__DIRECTIONS__:
[1] Can you print the passage in the meeting notes on the .nyc neighborhood domains from "In an email" to "in domain names."?
[2] Would you proceed with the meeting notes on the .nyc neighborhood domains from where they stop?

__EXTRACTED TEXT__:
◇ ◇ ◇ ◇ ◇

Dr. Susan Fox, founder of Park Slope Parents (parkslopeparents.com) with 3,000 subscribing parents, has found the Net fruitful for her neighborhood. She explored the availability of parkslope.com and .org before selecting a domain name. She believes ParkSlope.nyc would be helpful for local communication.
Richard Knipel, president of Wikimedia New York City, an affiliate of the Wikimedia Foundation (with Wikipedia its largest project), stressed the benefits of crowdsourcing, or collaborative development, and how it might be applied to the .nyc TLD. He made the point that this project could be structured as one big wiki to serve the whole community of the city (along with portals, etc, for various neighborhoods), analogous to wikis that are used for example by a number of university communities like Columbia: see http://www.wikicu.com/Main_Page.
In an email after the meeting Richard noted that he envisions a potentially big role for libraries in this, sharing information about their own institutions, and more importantly, for libraries to become a general clearing-house for the training and collaboration of community contributors to the dotNeighborhoods project.
Archana Dittakavi attends Brooklyn Law School and lives in nearby Brooklyn Heights. She is also a Wikimedia Intern, with Wikimedia providing oversight for a number of collaborative projects, including Wikipedia. She suggested that we focus on goals, the role dotNeighborhoods will play, and move forward from there.
Jeffrey Barke, a member of Connecting.nyc Inc.’s board of directors and senior programmer for TheMechanism, stated that a script might be developed to report on the number of city neighborhood names currently used in domain names.
Thomas Lowenhaupt commented that during the past few years much awareness as to the benefits of transparency of documents and processes has arisen. Initially in Washington and more recently in City Hall, government has responded to demands for improved access to processes and the release of “raw date” which can be used in Net initiatives. While these enable transparency, they can be most fruitfully utilized in conjunction with broad engagement and participation in community activities and governance, which hopefully the dotNeighborhoods will bring.

◇ ◇ ◇ ◇ ◇

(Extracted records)
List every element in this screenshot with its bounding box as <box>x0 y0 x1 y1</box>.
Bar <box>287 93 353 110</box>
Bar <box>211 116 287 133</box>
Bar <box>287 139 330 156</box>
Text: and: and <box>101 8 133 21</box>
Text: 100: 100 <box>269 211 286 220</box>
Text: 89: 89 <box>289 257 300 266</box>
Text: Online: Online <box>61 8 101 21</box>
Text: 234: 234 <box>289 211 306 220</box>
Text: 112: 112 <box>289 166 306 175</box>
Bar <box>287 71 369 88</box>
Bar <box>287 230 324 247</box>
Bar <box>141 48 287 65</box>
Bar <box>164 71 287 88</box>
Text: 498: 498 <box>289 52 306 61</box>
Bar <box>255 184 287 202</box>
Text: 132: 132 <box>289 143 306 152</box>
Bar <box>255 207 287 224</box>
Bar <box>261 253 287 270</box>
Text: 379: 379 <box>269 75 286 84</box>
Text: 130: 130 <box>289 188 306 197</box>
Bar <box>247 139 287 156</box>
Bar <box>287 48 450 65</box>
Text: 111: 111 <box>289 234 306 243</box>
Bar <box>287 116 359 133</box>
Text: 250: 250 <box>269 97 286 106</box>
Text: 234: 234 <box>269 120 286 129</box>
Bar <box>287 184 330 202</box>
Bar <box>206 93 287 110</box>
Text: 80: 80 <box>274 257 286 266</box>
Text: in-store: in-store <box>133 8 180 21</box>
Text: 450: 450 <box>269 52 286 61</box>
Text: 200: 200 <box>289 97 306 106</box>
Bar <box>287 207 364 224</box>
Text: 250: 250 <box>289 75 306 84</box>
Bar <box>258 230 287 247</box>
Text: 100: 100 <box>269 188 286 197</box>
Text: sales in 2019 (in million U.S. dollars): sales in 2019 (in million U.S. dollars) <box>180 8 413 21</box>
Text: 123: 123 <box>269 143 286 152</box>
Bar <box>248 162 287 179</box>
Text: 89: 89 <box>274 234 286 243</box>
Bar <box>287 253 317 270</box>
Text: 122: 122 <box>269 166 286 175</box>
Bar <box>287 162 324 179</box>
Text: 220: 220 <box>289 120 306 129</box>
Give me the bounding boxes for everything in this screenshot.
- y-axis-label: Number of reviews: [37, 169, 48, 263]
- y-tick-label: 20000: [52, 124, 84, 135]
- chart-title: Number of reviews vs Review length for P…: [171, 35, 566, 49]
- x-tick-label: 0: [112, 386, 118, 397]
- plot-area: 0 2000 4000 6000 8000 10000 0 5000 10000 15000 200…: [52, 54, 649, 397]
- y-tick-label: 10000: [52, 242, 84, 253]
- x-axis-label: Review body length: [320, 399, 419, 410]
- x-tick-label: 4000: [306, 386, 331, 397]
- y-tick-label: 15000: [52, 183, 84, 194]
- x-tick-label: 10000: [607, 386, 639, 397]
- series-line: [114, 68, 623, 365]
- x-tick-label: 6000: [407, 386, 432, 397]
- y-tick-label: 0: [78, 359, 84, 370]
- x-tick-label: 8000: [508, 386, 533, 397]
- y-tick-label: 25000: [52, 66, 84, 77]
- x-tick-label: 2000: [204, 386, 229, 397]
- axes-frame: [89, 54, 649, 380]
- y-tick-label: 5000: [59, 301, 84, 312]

◇ ◇ ◇ ◇ ◇

__RESULTS OF THE TASKS__:
[1]
In an email after the meeting Richard noted that he envisions a potentially big role for libraries in this, sharing information about their own institutions, and more importantly, for libraries to become a general clearing-house for the training and collaboration of community contributors to the dotNeighborhoods project.
Archana Dittakavi attends Brooklyn Law School and lives in nearby Brooklyn Heights. She is also a Wikimedia Intern, with Wikimedia providing oversight for a number of collaborative projects, including Wikipedia. She suggested that we focus on goals, the role dotNeighborhoods will play, and move forward from there.
Jeffrey Barke, a member of Connecting.nyc Inc.’s board of directors and senior programmer for TheMechanism, stated that a script might be developed to report on the number of city neighborhood names currently used in domain names.

[2]
Aline Fader, a graduate student of urban planning at Pratt Institute noted that she formerly lived in Pelham and that she recalled somewhat more neighborhood identification than reported with some areas that do self-identify (co-op city, city island, etc.) and that is likely to change over time. She believed using regional names (north Bronx) was insufficient. Aline urged that a technical solution for administering the sites should be determined after their ownership and purpose are determined. And she suggested that creating a process for allocating them or creating a clear directive/mission for the group who would then determine that process is the most important thing to do.
Toward the end of the discussion Barry Kogan offered an interesting note: Harlem is not one of the 305 neighborhoods the City Planning Department has listed on its website, that listing has been our base. Obviously we’ve got to look very carefully at creating a comprehensive list of all extant neighborhoods.
As the meeting neared its conclusion, Lowenhaupt noted that while the city has seen the wisdom in reserving the neighborhood names, he was not sure what, should the DoITT direction prevail, it will take to get those names away from the city. That is, what will it take for the city to release those “reserved names” to serve the neighborhoods they describe?
He reported that the previous meeting had suggested forming an Ad Hoc group to move the development of the dotNeighborhoods along. Lowenhaupt suggested that a statement of principles regarding the role and responsibilities of the dotNeighborhoods be drafted, endorsed by supporters via an Ad Hoc dotNeighborhood Trust. He noted that Connecting.nyc Inc. is a client of New York Lawyers for the Public Interest and he’s had discussions with them about assisting with the formation of an appropriate organization structure. In parallel with the formation of an entity, a statement of principles should be developed and passed along to the City Council and Mayor. All agreed.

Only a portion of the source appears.